__Directions for this task__
Look below and pull out each line with the word "KRAS".

__Figure content listings__
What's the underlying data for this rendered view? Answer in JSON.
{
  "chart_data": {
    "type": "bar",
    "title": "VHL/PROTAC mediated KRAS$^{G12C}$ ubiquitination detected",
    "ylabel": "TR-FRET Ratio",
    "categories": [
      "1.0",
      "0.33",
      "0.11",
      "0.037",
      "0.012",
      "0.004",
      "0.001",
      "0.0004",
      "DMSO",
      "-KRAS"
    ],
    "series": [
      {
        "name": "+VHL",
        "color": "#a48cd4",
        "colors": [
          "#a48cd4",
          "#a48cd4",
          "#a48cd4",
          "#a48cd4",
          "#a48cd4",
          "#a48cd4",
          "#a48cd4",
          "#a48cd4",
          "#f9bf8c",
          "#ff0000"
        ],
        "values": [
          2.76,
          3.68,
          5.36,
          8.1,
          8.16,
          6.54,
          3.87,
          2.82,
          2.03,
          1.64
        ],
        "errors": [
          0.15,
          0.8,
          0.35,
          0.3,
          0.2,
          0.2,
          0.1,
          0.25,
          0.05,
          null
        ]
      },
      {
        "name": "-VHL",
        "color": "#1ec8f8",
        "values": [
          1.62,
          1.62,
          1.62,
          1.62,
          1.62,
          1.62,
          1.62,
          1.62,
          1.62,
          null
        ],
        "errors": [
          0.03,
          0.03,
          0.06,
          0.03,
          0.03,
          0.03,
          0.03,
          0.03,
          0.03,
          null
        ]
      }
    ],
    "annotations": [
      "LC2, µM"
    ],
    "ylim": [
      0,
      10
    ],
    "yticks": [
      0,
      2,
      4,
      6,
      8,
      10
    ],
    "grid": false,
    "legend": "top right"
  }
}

__Final answer__
    "title": "VHL/PROTAC mediated KRAS$^{G12C}$ ubiquitination detected",
      "-KRAS"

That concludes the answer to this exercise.